Select all lines with the string "расходов" in them, and copy those lines.

(Collected data entries)
######

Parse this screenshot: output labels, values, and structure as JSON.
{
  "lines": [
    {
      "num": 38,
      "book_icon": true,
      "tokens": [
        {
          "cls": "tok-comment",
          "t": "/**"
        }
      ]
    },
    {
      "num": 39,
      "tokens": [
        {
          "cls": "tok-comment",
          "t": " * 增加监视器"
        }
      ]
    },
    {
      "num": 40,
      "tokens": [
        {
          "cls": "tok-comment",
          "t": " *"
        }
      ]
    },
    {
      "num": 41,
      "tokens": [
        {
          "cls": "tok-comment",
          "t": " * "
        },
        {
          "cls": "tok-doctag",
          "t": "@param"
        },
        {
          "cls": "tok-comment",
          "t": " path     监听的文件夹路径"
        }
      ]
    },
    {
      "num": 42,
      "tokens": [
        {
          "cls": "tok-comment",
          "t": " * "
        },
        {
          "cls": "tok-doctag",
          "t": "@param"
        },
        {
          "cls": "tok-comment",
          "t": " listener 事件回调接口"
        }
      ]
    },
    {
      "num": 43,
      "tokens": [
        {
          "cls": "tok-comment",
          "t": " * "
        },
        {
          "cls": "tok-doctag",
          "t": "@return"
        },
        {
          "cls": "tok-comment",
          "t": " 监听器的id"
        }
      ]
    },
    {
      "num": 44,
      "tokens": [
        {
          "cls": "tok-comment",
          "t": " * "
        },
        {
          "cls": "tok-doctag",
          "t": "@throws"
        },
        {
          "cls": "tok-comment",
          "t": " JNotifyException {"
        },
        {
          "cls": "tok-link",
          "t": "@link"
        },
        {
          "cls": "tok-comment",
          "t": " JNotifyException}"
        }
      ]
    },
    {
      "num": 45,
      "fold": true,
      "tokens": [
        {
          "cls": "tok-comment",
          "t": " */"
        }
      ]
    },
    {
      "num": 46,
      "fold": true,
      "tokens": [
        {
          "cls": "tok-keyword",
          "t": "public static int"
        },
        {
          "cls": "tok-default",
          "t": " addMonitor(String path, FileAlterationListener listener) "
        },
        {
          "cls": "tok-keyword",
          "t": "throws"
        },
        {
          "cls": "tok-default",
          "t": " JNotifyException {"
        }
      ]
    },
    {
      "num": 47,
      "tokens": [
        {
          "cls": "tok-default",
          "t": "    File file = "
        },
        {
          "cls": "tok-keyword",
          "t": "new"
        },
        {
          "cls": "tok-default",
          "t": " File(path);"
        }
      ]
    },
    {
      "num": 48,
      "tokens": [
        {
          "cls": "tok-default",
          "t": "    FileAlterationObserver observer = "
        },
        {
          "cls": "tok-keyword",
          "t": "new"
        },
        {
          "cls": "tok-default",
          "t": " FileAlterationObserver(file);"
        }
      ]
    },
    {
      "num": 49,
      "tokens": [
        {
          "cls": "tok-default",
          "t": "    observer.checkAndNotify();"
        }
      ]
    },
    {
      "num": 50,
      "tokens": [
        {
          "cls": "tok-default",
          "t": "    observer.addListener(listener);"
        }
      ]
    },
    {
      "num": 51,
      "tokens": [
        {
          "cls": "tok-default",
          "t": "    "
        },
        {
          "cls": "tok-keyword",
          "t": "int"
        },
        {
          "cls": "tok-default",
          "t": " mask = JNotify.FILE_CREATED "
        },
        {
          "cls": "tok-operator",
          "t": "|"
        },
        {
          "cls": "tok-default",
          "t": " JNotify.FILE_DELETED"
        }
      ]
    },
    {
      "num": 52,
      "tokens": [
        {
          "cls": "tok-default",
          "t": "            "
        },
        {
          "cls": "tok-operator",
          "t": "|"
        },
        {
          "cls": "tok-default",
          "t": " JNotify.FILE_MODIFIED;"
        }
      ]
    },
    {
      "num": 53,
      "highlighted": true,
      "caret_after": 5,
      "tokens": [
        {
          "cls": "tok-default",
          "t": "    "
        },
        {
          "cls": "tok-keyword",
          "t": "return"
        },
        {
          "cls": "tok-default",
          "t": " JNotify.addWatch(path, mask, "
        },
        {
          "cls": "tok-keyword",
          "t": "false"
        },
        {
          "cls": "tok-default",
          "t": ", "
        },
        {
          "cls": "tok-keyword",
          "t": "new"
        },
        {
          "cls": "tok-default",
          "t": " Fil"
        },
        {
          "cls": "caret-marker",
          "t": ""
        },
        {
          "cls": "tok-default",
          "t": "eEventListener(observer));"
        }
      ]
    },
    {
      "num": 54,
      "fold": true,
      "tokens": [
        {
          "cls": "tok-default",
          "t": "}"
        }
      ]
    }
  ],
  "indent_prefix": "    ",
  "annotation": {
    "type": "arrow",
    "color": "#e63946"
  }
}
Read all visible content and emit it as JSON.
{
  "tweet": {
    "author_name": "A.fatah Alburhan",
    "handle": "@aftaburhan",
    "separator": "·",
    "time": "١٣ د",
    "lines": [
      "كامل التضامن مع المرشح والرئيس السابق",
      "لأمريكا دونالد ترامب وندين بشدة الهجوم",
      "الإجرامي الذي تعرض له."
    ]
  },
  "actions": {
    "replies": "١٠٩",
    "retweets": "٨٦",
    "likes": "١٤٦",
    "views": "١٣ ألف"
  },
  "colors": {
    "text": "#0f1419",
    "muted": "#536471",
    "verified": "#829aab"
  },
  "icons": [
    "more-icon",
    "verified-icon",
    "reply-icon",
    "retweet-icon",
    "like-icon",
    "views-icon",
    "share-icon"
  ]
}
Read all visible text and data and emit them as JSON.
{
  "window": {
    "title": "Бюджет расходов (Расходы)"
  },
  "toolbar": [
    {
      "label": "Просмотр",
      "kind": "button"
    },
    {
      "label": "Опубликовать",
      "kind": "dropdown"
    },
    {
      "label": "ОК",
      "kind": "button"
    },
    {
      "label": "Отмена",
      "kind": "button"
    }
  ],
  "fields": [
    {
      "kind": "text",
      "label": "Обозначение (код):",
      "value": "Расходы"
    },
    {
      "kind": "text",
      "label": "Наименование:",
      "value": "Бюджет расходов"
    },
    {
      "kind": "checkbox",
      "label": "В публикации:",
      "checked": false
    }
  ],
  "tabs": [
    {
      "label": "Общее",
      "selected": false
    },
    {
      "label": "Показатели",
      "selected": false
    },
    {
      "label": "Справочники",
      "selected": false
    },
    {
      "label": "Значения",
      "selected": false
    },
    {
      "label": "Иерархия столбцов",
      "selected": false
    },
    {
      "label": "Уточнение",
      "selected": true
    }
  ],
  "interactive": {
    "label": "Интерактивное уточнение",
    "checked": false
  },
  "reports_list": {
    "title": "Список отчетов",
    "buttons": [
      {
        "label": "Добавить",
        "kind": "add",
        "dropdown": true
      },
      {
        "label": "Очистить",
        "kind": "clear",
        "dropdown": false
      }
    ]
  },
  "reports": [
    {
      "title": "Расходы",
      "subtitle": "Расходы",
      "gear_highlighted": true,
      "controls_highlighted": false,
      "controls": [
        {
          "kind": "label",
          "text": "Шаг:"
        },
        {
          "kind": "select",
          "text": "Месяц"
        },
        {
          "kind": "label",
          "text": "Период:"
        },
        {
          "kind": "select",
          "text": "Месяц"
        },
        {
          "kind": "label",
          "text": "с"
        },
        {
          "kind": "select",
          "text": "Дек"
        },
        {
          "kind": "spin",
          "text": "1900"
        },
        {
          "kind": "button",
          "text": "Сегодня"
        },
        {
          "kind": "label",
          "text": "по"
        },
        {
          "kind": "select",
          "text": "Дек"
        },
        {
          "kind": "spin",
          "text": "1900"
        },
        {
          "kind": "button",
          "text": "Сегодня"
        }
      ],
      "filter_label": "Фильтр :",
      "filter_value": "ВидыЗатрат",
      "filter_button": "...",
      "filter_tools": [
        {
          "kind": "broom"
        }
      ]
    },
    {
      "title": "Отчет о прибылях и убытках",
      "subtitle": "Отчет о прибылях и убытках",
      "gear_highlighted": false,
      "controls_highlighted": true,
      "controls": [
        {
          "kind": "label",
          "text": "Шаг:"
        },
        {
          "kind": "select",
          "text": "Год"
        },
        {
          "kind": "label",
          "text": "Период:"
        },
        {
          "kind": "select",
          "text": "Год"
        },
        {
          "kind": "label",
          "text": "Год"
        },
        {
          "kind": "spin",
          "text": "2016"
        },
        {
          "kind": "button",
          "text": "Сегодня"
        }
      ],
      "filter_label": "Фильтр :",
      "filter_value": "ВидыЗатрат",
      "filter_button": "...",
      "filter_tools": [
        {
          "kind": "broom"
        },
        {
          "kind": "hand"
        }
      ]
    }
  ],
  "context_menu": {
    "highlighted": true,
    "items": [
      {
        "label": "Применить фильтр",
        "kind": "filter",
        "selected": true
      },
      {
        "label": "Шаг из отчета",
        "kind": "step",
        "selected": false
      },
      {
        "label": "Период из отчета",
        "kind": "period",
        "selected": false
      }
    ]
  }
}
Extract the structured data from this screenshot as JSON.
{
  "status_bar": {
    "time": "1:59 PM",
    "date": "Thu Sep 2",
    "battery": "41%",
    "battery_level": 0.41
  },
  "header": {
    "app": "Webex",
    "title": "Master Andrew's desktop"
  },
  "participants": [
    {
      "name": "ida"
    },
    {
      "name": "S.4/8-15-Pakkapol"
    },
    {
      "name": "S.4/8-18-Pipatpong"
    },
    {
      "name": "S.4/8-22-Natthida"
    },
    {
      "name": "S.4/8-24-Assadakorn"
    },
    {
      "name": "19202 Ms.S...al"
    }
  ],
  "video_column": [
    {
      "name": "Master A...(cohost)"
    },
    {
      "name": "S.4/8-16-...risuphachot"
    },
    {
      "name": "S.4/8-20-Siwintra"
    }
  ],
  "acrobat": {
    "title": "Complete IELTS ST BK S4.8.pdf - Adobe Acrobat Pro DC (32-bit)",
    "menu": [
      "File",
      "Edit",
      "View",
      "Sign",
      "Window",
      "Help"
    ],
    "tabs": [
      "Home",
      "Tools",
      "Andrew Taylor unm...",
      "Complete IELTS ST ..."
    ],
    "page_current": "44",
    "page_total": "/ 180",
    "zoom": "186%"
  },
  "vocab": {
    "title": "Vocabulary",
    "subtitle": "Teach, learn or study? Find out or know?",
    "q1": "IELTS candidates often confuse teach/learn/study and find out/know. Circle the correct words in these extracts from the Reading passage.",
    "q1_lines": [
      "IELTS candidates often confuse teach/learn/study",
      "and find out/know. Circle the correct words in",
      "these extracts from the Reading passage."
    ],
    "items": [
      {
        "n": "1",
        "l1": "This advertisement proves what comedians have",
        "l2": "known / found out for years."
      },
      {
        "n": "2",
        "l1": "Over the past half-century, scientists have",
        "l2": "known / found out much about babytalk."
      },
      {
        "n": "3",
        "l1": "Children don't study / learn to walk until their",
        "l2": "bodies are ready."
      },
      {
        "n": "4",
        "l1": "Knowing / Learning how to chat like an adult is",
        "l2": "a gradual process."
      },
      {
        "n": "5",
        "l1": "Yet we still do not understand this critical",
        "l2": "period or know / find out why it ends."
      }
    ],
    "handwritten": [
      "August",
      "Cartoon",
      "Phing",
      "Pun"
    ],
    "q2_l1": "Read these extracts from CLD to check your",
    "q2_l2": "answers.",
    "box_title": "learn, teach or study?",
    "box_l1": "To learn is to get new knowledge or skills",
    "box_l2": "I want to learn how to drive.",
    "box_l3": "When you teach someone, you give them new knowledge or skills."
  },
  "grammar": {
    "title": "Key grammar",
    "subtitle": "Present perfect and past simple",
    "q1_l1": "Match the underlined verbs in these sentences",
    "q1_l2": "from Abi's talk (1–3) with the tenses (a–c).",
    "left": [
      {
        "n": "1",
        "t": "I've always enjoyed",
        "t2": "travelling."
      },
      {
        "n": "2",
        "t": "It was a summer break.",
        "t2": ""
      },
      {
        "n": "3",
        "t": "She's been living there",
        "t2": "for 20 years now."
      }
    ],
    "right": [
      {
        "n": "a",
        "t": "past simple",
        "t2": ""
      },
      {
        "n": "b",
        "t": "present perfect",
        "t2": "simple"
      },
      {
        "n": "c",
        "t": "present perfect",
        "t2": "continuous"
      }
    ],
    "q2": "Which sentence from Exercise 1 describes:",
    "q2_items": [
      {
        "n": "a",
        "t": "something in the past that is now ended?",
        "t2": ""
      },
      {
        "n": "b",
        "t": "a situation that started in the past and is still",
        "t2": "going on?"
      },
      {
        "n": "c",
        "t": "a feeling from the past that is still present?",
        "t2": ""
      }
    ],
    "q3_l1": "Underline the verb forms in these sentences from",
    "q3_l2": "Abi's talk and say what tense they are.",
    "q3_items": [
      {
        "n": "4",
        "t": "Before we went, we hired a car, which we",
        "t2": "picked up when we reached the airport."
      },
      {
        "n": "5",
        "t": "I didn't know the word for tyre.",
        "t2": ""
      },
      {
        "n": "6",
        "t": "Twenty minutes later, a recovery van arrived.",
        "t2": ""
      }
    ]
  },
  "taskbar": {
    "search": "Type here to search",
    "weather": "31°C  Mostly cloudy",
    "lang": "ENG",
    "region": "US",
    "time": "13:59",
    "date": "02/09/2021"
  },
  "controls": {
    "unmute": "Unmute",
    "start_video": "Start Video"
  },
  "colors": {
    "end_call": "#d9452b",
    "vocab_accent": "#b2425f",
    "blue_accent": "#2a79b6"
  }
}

######

* **Result for this task**
    "title": "Бюджет расходов (Расходы)"
      "value": "Бюджет расходов"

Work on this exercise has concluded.